# [To be done]
Report the count of lines that carry the string "name", and add nothing.

# [Entries with figure data]
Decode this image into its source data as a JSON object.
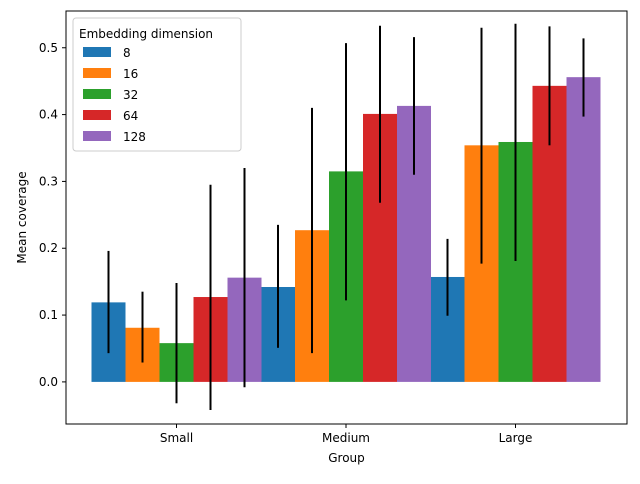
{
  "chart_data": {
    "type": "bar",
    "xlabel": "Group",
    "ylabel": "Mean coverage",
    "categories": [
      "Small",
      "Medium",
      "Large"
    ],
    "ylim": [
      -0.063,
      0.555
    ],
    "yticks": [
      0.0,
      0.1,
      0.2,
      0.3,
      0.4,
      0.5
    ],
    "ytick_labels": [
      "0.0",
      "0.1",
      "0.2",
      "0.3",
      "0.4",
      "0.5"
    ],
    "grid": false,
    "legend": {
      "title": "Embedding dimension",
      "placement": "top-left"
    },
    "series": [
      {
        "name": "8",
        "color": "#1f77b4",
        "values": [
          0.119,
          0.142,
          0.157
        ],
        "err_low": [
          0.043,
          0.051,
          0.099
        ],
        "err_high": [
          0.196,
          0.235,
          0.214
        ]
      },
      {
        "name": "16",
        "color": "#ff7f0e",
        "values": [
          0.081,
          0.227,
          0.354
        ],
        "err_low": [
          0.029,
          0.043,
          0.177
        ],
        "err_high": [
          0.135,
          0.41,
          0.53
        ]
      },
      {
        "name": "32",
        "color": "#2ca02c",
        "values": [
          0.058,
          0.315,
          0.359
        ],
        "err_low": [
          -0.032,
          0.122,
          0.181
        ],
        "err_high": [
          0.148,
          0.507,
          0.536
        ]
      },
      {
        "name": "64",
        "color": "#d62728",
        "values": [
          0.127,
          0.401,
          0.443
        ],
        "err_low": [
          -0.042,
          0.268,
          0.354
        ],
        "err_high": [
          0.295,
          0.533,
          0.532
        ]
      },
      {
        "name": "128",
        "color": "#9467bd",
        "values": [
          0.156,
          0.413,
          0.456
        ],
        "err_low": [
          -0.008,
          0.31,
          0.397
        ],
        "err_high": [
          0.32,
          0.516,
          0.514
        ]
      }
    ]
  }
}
...
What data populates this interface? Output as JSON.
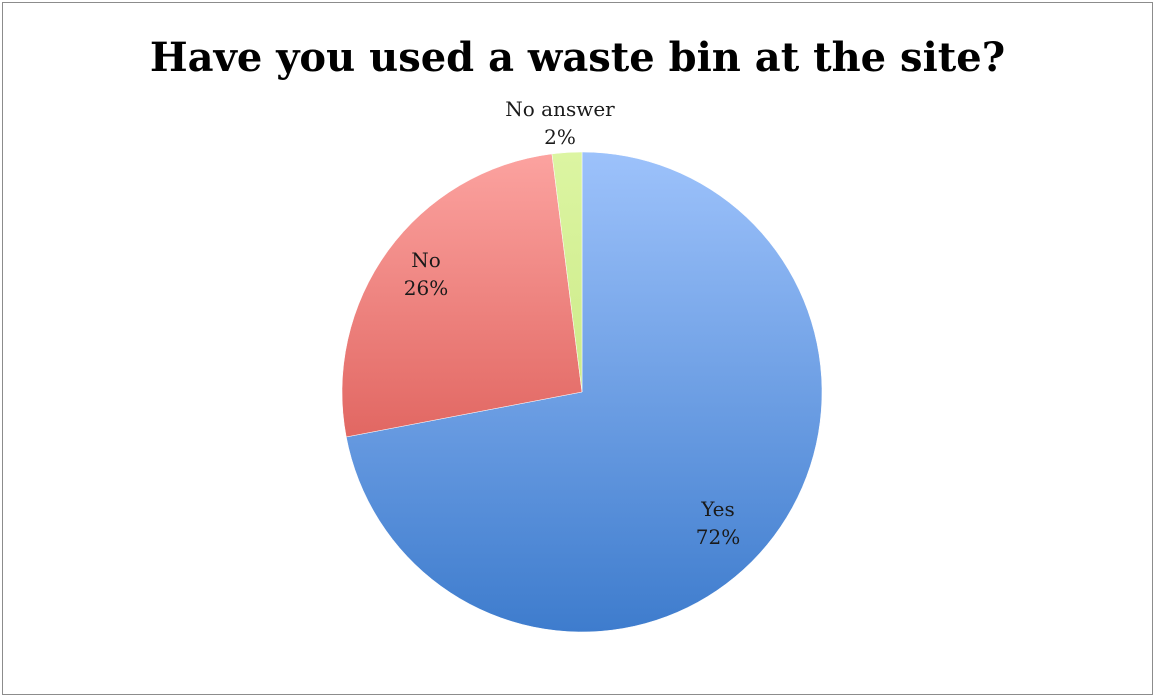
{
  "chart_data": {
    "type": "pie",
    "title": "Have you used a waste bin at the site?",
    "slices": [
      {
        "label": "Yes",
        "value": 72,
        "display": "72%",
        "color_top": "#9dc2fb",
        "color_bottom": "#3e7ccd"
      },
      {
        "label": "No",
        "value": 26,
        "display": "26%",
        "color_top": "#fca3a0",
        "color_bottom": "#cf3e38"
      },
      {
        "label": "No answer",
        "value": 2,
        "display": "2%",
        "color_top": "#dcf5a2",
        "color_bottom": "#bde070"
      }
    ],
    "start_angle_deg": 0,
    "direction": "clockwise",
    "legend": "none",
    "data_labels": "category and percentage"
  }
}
---
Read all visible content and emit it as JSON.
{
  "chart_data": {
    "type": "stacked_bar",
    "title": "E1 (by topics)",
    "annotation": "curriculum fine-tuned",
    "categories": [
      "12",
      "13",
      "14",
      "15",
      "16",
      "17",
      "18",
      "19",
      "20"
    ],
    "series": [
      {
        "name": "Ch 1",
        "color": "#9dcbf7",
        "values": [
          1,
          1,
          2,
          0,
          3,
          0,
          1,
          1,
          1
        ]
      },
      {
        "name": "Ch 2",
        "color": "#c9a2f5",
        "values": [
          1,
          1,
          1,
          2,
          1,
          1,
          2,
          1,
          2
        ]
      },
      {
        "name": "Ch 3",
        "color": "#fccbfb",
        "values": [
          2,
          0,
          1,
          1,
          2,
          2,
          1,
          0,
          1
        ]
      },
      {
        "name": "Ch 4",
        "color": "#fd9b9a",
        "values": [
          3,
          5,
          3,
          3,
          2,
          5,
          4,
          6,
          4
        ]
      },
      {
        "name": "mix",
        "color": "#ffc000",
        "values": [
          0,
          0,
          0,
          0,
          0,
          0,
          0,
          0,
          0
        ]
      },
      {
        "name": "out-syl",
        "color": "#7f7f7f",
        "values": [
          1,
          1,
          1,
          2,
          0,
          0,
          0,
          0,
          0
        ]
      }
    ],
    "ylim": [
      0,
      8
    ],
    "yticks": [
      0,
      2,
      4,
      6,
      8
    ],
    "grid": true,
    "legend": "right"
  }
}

# [The response]
11